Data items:

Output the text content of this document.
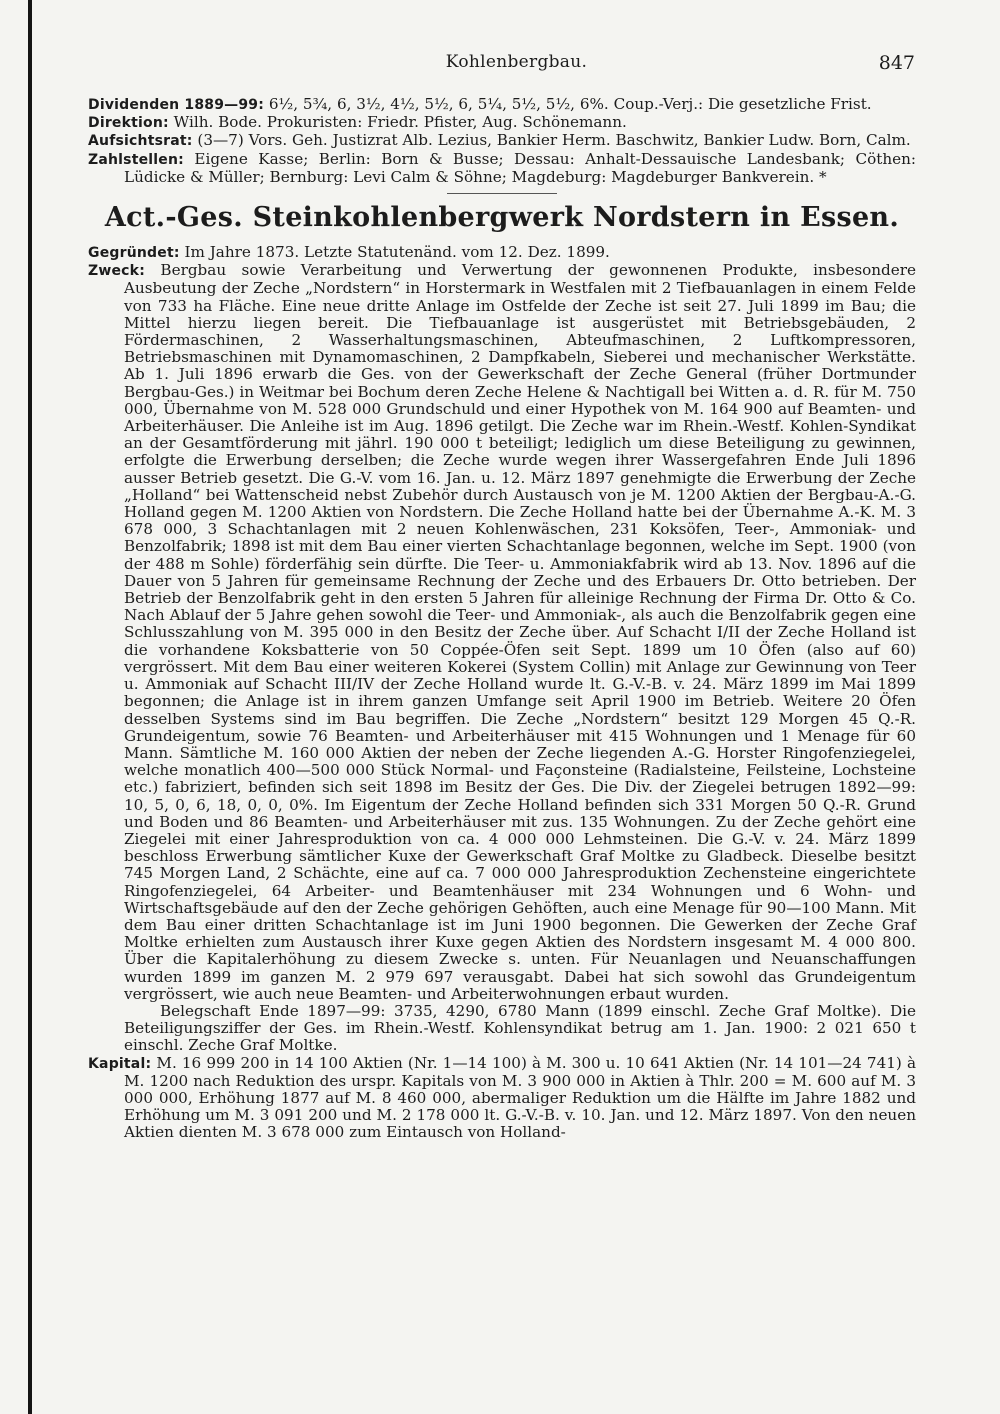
Kohlenbergbau.	847

Dividenden 1889—99: 6½, 5¾, 6, 3½, 4½, 5½, 6, 5¼, 5½, 5½, 6%. Coup.-Verj.: Die gesetzliche Frist.

Direktion: Wilh. Bode. Prokuristen: Friedr. Pfister, Aug. Schönemann.

Aufsichtsrat: (3—7) Vors. Geh. Justizrat Alb. Lezius, Bankier Herm. Baschwitz, Bankier Ludw. Born, Calm.

Zahlstellen: Eigene Kasse; Berlin: Born & Busse; Dessau: Anhalt-Dessauische Landesbank; Cöthen: Lüdicke & Müller; Bernburg: Levi Calm & Söhne; Magdeburg: Magdeburger Bankverein. *

Act.-Ges. Steinkohlenbergwerk Nordstern in Essen.

Gegründet: Im Jahre 1873. Letzte Statutenänd. vom 12. Dez. 1899.

Zweck: Bergbau sowie Verarbeitung und Verwertung der gewonnenen Produkte, insbesondere Ausbeutung der Zeche „Nordstern“ in Horstermark in Westfalen mit 2 Tiefbauanlagen in einem Felde von 733 ha Fläche. Eine neue dritte Anlage im Ostfelde der Zeche ist seit 27. Juli 1899 im Bau; die Mittel hierzu liegen bereit. Die Tiefbauanlage ist ausgerüstet mit Betriebsgebäuden, 2 Fördermaschinen, 2 Wasserhaltungsmaschinen, Abteufmaschinen, 2 Luftkompressoren, Betriebsmaschinen mit Dynamomaschinen, 2 Dampfkabeln, Sieberei und mechanischer Werkstätte. Ab 1. Juli 1896 erwarb die Ges. von der Gewerkschaft der Zeche General (früher Dortmunder Bergbau-Ges.) in Weitmar bei Bochum deren Zeche Helene & Nachtigall bei Witten a. d. R. für M. 750 000, Übernahme von M. 528 000 Grundschuld und einer Hypothek von M. 164 900 auf Beamten- und Arbeiterhäuser. Die Anleihe ist im Aug. 1896 getilgt. Die Zeche war im Rhein.-Westf. Kohlen-Syndikat an der Gesamtförderung mit jährl. 190 000 t beteiligt; lediglich um diese Beteiligung zu gewinnen, erfolgte die Erwerbung derselben; die Zeche wurde wegen ihrer Wassergefahren Ende Juli 1896 ausser Betrieb gesetzt. Die G.-V. vom 16. Jan. u. 12. März 1897 genehmigte die Erwerbung der Zeche „Holland“ bei Wattenscheid nebst Zubehör durch Austausch von je M. 1200 Aktien der Bergbau-A.-G. Holland gegen M. 1200 Aktien von Nordstern. Die Zeche Holland hatte bei der Übernahme A.-K. M. 3 678 000, 3 Schachtanlagen mit 2 neuen Kohlenwäschen, 231 Koksöfen, Teer-, Ammoniak- und Benzolfabrik; 1898 ist mit dem Bau einer vierten Schachtanlage begonnen, welche im Sept. 1900 (von der 488 m Sohle) förderfähig sein dürfte. Die Teer- u. Ammoniakfabrik wird ab 13. Nov. 1896 auf die Dauer von 5 Jahren für gemeinsame Rechnung der Zeche und des Erbauers Dr. Otto betrieben. Der Betrieb der Benzolfabrik geht in den ersten 5 Jahren für alleinige Rechnung der Firma Dr. Otto & Co. Nach Ablauf der 5 Jahre gehen sowohl die Teer- und Ammoniak-, als auch die Benzolfabrik gegen eine Schlusszahlung von M. 395 000 in den Besitz der Zeche über. Auf Schacht I/II der Zeche Holland ist die vorhandene Koksbatterie von 50 Coppée-Öfen seit Sept. 1899 um 10 Öfen (also auf 60) vergrössert. Mit dem Bau einer weiteren Kokerei (System Collin) mit Anlage zur Gewinnung von Teer u. Ammoniak auf Schacht III/IV der Zeche Holland wurde lt. G.-V.-B. v. 24. März 1899 im Mai 1899 begonnen; die Anlage ist in ihrem ganzen Umfange seit April 1900 im Betrieb. Weitere 20 Öfen desselben Systems sind im Bau begriffen. Die Zeche „Nordstern“ besitzt 129 Morgen 45 Q.-R. Grundeigentum, sowie 76 Beamten- und Arbeiterhäuser mit 415 Wohnungen und 1 Menage für 60 Mann. Sämtliche M. 160 000 Aktien der neben der Zeche liegenden A.-G. Horster Ringofenziegelei, welche monatlich 400—500 000 Stück Normal- und Façonsteine (Radialsteine, Feilsteine, Lochsteine etc.) fabriziert, befinden sich seit 1898 im Besitz der Ges. Die Div. der Ziegelei betrugen 1892—99: 10, 5, 0, 6, 18, 0, 0, 0%. Im Eigentum der Zeche Holland befinden sich 331 Morgen 50 Q.-R. Grund und Boden und 86 Beamten- und Arbeiterhäuser mit zus. 135 Wohnungen. Zu der Zeche gehört eine Ziegelei mit einer Jahresproduktion von ca. 4 000 000 Lehmsteinen. Die G.-V. v. 24. März 1899 beschloss Erwerbung sämtlicher Kuxe der Gewerkschaft Graf Moltke zu Gladbeck. Dieselbe besitzt 745 Morgen Land, 2 Schächte, eine auf ca. 7 000 000 Jahresproduktion Zechensteine eingerichtete Ringofenziegelei, 64 Arbeiter- und Beamtenhäuser mit 234 Wohnungen und 6 Wohn- und Wirtschaftsgebäude auf den der Zeche gehörigen Gehöften, auch eine Menage für 90—100 Mann. Mit dem Bau einer dritten Schachtanlage ist im Juni 1900 begonnen. Die Gewerken der Zeche Graf Moltke erhielten zum Austausch ihrer Kuxe gegen Aktien des Nordstern insgesamt M. 4 000 800. Über die Kapitalerhöhung zu diesem Zwecke s. unten. Für Neuanlagen und Neuanschaffungen wurden 1899 im ganzen M. 2 979 697 verausgabt. Dabei hat sich sowohl das Grundeigentum vergrössert, wie auch neue Beamten- und Arbeiterwohnungen erbaut wurden.

Belegschaft Ende 1897—99: 3735, 4290, 6780 Mann (1899 einschl. Zeche Graf Moltke). Die Beteiligungsziffer der Ges. im Rhein.-Westf. Kohlensyndikat betrug am 1. Jan. 1900: 2 021 650 t einschl. Zeche Graf Moltke.

Kapital: M. 16 999 200 in 14 100 Aktien (Nr. 1—14 100) à M. 300 u. 10 641 Aktien (Nr. 14 101—24 741) à M. 1200 nach Reduktion des urspr. Kapitals von M. 3 900 000 in Aktien à Thlr. 200 = M. 600 auf M. 3 000 000, Erhöhung 1877 auf M. 8 460 000, abermaliger Reduktion um die Hälfte im Jahre 1882 und Erhöhung um M. 3 091 200 und M. 2 178 000 lt. G.-V.-B. v. 10. Jan. und 12. März 1897. Von den neuen Aktien dienten M. 3 678 000 zum Eintausch von Holland-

**PROBLEM DETAILS:**
Copy the listing in full and without alteration, omitting every picture.

**RESPONSE TO THE TASK:**
Output the text content of this document.
Kohlenbergbau.	847

Dividenden 1889—99: 6½, 5¾, 6, 3½, 4½, 5½, 6, 5¼, 5½, 5½, 6%. Coup.-Verj.: Die gesetzliche Frist.

Direktion: Wilh. Bode. Prokuristen: Friedr. Pfister, Aug. Schönemann.

Aufsichtsrat: (3—7) Vors. Geh. Justizrat Alb. Lezius, Bankier Herm. Baschwitz, Bankier Ludw. Born, Calm.

Zahlstellen: Eigene Kasse; Berlin: Born & Busse; Dessau: Anhalt-Dessauische Landesbank; Cöthen: Lüdicke & Müller; Bernburg: Levi Calm & Söhne; Magdeburg: Magdeburger Bankverein. *

Act.-Ges. Steinkohlenbergwerk Nordstern in Essen.

Gegründet: Im Jahre 1873. Letzte Statutenänd. vom 12. Dez. 1899.

Zweck: Bergbau sowie Verarbeitung und Verwertung der gewonnenen Produkte, insbesondere Ausbeutung der Zeche „Nordstern“ in Horstermark in Westfalen mit 2 Tiefbauanlagen in einem Felde von 733 ha Fläche. Eine neue dritte Anlage im Ostfelde der Zeche ist seit 27. Juli 1899 im Bau; die Mittel hierzu liegen bereit. Die Tiefbauanlage ist ausgerüstet mit Betriebsgebäuden, 2 Fördermaschinen, 2 Wasserhaltungsmaschinen, Abteufmaschinen, 2 Luftkompressoren, Betriebsmaschinen mit Dynamomaschinen, 2 Dampfkabeln, Sieberei und mechanischer Werkstätte. Ab 1. Juli 1896 erwarb die Ges. von der Gewerkschaft der Zeche General (früher Dortmunder Bergbau-Ges.) in Weitmar bei Bochum deren Zeche Helene & Nachtigall bei Witten a. d. R. für M. 750 000, Übernahme von M. 528 000 Grundschuld und einer Hypothek von M. 164 900 auf Beamten- und Arbeiterhäuser. Die Anleihe ist im Aug. 1896 getilgt. Die Zeche war im Rhein.-Westf. Kohlen-Syndikat an der Gesamtförderung mit jährl. 190 000 t beteiligt; lediglich um diese Beteiligung zu gewinnen, erfolgte die Erwerbung derselben; die Zeche wurde wegen ihrer Wassergefahren Ende Juli 1896 ausser Betrieb gesetzt. Die G.-V. vom 16. Jan. u. 12. März 1897 genehmigte die Erwerbung der Zeche „Holland“ bei Wattenscheid nebst Zubehör durch Austausch von je M. 1200 Aktien der Bergbau-A.-G. Holland gegen M. 1200 Aktien von Nordstern. Die Zeche Holland hatte bei der Übernahme A.-K. M. 3 678 000, 3 Schachtanlagen mit 2 neuen Kohlenwäschen, 231 Koksöfen, Teer-, Ammoniak- und Benzolfabrik; 1898 ist mit dem Bau einer vierten Schachtanlage begonnen, welche im Sept. 1900 (von der 488 m Sohle) förderfähig sein dürfte. Die Teer- u. Ammoniakfabrik wird ab 13. Nov. 1896 auf die Dauer von 5 Jahren für gemeinsame Rechnung der Zeche und des Erbauers Dr. Otto betrieben. Der Betrieb der Benzolfabrik geht in den ersten 5 Jahren für alleinige Rechnung der Firma Dr. Otto & Co. Nach Ablauf der 5 Jahre gehen sowohl die Teer- und Ammoniak-, als auch die Benzolfabrik gegen eine Schlusszahlung von M. 395 000 in den Besitz der Zeche über. Auf Schacht I/II der Zeche Holland ist die vorhandene Koksbatterie von 50 Coppée-Öfen seit Sept. 1899 um 10 Öfen (also auf 60) vergrössert. Mit dem Bau einer weiteren Kokerei (System Collin) mit Anlage zur Gewinnung von Teer u. Ammoniak auf Schacht III/IV der Zeche Holland wurde lt. G.-V.-B. v. 24. März 1899 im Mai 1899 begonnen; die Anlage ist in ihrem ganzen Umfange seit April 1900 im Betrieb. Weitere 20 Öfen desselben Systems sind im Bau begriffen. Die Zeche „Nordstern“ besitzt 129 Morgen 45 Q.-R. Grundeigentum, sowie 76 Beamten- und Arbeiterhäuser mit 415 Wohnungen und 1 Menage für 60 Mann. Sämtliche M. 160 000 Aktien der neben der Zeche liegenden A.-G. Horster Ringofenziegelei, welche monatlich 400—500 000 Stück Normal- und Façonsteine (Radialsteine, Feilsteine, Lochsteine etc.) fabriziert, befinden sich seit 1898 im Besitz der Ges. Die Div. der Ziegelei betrugen 1892—99: 10, 5, 0, 6, 18, 0, 0, 0%. Im Eigentum der Zeche Holland befinden sich 331 Morgen 50 Q.-R. Grund und Boden und 86 Beamten- und Arbeiterhäuser mit zus. 135 Wohnungen. Zu der Zeche gehört eine Ziegelei mit einer Jahresproduktion von ca. 4 000 000 Lehmsteinen. Die G.-V. v. 24. März 1899 beschloss Erwerbung sämtlicher Kuxe der Gewerkschaft Graf Moltke zu Gladbeck. Dieselbe besitzt 745 Morgen Land, 2 Schächte, eine auf ca. 7 000 000 Jahresproduktion Zechensteine eingerichtete Ringofenziegelei, 64 Arbeiter- und Beamtenhäuser mit 234 Wohnungen und 6 Wohn- und Wirtschaftsgebäude auf den der Zeche gehörigen Gehöften, auch eine Menage für 90—100 Mann. Mit dem Bau einer dritten Schachtanlage ist im Juni 1900 begonnen. Die Gewerken der Zeche Graf Moltke erhielten zum Austausch ihrer Kuxe gegen Aktien des Nordstern insgesamt M. 4 000 800. Über die Kapitalerhöhung zu diesem Zwecke s. unten. Für Neuanlagen und Neuanschaffungen wurden 1899 im ganzen M. 2 979 697 verausgabt. Dabei hat sich sowohl das Grundeigentum vergrössert, wie auch neue Beamten- und Arbeiterwohnungen erbaut wurden.

Belegschaft Ende 1897—99: 3735, 4290, 6780 Mann (1899 einschl. Zeche Graf Moltke). Die Beteiligungsziffer der Ges. im Rhein.-Westf. Kohlensyndikat betrug am 1. Jan. 1900: 2 021 650 t einschl. Zeche Graf Moltke.

Kapital: M. 16 999 200 in 14 100 Aktien (Nr. 1—14 100) à M. 300 u. 10 641 Aktien (Nr. 14 101—24 741) à M. 1200 nach Reduktion des urspr. Kapitals von M. 3 900 000 in Aktien à Thlr. 200 = M. 600 auf M. 3 000 000, Erhöhung 1877 auf M. 8 460 000, abermaliger Reduktion um die Hälfte im Jahre 1882 und Erhöhung um M. 3 091 200 und M. 2 178 000 lt. G.-V.-B. v. 10. Jan. und 12. März 1897. Von den neuen Aktien dienten M. 3 678 000 zum Eintausch von Holland-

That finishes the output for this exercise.